• [Task objective]: Extract every entry word for word.

● ● ● ● ●

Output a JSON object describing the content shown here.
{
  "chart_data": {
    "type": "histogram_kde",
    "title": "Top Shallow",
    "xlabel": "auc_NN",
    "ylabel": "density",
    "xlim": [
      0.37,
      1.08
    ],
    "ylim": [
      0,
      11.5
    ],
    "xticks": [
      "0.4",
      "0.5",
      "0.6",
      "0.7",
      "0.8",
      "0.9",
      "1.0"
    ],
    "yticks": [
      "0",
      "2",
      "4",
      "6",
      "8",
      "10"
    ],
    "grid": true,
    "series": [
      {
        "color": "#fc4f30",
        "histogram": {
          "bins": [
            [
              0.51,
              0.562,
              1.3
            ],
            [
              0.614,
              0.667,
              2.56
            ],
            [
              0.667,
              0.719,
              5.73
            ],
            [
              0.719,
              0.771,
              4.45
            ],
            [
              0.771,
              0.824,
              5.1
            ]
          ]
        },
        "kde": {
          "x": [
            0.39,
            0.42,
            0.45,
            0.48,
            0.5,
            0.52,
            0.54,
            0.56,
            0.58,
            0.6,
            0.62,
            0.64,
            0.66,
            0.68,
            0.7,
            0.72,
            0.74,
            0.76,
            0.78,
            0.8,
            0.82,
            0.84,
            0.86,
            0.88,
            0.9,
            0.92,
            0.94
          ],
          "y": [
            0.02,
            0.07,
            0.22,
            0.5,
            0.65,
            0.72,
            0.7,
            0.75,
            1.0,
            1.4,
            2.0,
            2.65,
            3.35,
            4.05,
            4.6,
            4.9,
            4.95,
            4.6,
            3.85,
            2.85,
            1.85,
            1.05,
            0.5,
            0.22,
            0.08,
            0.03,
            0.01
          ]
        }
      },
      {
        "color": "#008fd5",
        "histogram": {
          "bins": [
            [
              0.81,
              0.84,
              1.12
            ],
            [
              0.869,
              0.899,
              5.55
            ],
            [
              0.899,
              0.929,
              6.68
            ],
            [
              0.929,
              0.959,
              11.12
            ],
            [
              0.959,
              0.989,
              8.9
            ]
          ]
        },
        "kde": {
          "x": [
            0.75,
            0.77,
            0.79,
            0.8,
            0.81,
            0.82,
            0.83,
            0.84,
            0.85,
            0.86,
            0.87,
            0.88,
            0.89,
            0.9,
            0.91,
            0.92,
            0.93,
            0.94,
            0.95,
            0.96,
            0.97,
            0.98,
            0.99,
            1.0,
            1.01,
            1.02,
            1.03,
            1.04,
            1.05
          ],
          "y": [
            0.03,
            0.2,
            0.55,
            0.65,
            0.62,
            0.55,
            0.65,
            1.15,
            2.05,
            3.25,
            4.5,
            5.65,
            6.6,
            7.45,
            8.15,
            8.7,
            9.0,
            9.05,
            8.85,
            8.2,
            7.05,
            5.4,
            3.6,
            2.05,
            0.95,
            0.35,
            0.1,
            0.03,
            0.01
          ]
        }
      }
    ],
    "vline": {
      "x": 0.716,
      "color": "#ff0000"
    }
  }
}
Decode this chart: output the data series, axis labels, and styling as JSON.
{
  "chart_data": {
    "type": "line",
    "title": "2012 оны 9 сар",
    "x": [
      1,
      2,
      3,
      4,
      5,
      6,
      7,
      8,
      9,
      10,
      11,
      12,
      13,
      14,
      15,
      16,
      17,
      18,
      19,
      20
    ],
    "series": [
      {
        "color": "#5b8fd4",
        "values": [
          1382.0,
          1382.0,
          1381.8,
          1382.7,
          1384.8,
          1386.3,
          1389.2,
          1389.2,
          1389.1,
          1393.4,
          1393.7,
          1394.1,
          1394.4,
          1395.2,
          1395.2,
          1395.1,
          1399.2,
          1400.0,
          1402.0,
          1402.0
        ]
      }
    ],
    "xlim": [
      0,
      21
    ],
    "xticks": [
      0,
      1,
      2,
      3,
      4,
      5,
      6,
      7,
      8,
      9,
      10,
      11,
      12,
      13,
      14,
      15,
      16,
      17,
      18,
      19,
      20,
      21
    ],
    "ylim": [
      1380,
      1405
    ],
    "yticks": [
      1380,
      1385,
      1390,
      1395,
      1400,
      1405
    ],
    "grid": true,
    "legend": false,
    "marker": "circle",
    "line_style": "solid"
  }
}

● ● ● ● ●

• [Solution for this task]:
Output a JSON object describing the content shown here.
{
  "chart_data": {
    "type": "histogram_kde",
    "title": "Top Shallow",
    "xlabel": "auc_NN",
    "ylabel": "density",
    "xlim": [
      0.37,
      1.08
    ],
    "ylim": [
      0,
      11.5
    ],
    "xticks": [
      "0.4",
      "0.5",
      "0.6",
      "0.7",
      "0.8",
      "0.9",
      "1.0"
    ],
    "yticks": [
      "0",
      "2",
      "4",
      "6",
      "8",
      "10"
    ],
    "grid": true,
    "series": [
      {
        "color": "#fc4f30",
        "histogram": {
          "bins": [
            [
              0.51,
              0.562,
              1.3
            ],
            [
              0.614,
              0.667,
              2.56
            ],
            [
              0.667,
              0.719,
              5.73
            ],
            [
              0.719,
              0.771,
              4.45
            ],
            [
              0.771,
              0.824,
              5.1
            ]
          ]
        },
        "kde": {
          "x": [
            0.39,
            0.42,
            0.45,
            0.48,
            0.5,
            0.52,
            0.54,
            0.56,
            0.58,
            0.6,
            0.62,
            0.64,
            0.66,
            0.68,
            0.7,
            0.72,
            0.74,
            0.76,
            0.78,
            0.8,
            0.82,
            0.84,
            0.86,
            0.88,
            0.9,
            0.92,
            0.94
          ],
          "y": [
            0.02,
            0.07,
            0.22,
            0.5,
            0.65,
            0.72,
            0.7,
            0.75,
            1.0,
            1.4,
            2.0,
            2.65,
            3.35,
            4.05,
            4.6,
            4.9,
            4.95,
            4.6,
            3.85,
            2.85,
            1.85,
            1.05,
            0.5,
            0.22,
            0.08,
            0.03,
            0.01
          ]
        }
      },
      {
        "color": "#008fd5",
        "histogram": {
          "bins": [
            [
              0.81,
              0.84,
              1.12
            ],
            [
              0.869,
              0.899,
              5.55
            ],
            [
              0.899,
              0.929,
              6.68
            ],
            [
              0.929,
              0.959,
              11.12
            ],
            [
              0.959,
              0.989,
              8.9
            ]
          ]
        },
        "kde": {
          "x": [
            0.75,
            0.77,
            0.79,
            0.8,
            0.81,
            0.82,
            0.83,
            0.84,
            0.85,
            0.86,
            0.87,
            0.88,
            0.89,
            0.9,
            0.91,
            0.92,
            0.93,
            0.94,
            0.95,
            0.96,
            0.97,
            0.98,
            0.99,
            1.0,
            1.01,
            1.02,
            1.03,
            1.04,
            1.05
          ],
          "y": [
            0.03,
            0.2,
            0.55,
            0.65,
            0.62,
            0.55,
            0.65,
            1.15,
            2.05,
            3.25,
            4.5,
            5.65,
            6.6,
            7.45,
            8.15,
            8.7,
            9.0,
            9.05,
            8.85,
            8.2,
            7.05,
            5.4,
            3.6,
            2.05,
            0.95,
            0.35,
            0.1,
            0.03,
            0.01
          ]
        }
      }
    ],
    "vline": {
      "x": 0.716,
      "color": "#ff0000"
    }
  }
}
Decode this chart: output the data series, axis labels, and styling as JSON.
{
  "chart_data": {
    "type": "line",
    "title": "2012 оны 9 сар",
    "x": [
      1,
      2,
      3,
      4,
      5,
      6,
      7,
      8,
      9,
      10,
      11,
      12,
      13,
      14,
      15,
      16,
      17,
      18,
      19,
      20
    ],
    "series": [
      {
        "color": "#5b8fd4",
        "values": [
          1382.0,
          1382.0,
          1381.8,
          1382.7,
          1384.8,
          1386.3,
          1389.2,
          1389.2,
          1389.1,
          1393.4,
          1393.7,
          1394.1,
          1394.4,
          1395.2,
          1395.2,
          1395.1,
          1399.2,
          1400.0,
          1402.0,
          1402.0
        ]
      }
    ],
    "xlim": [
      0,
      21
    ],
    "xticks": [
      0,
      1,
      2,
      3,
      4,
      5,
      6,
      7,
      8,
      9,
      10,
      11,
      12,
      13,
      14,
      15,
      16,
      17,
      18,
      19,
      20,
      21
    ],
    "ylim": [
      1380,
      1405
    ],
    "yticks": [
      1380,
      1385,
      1390,
      1395,
      1400,
      1405
    ],
    "grid": true,
    "legend": false,
    "marker": "circle",
    "line_style": "solid"
  }
}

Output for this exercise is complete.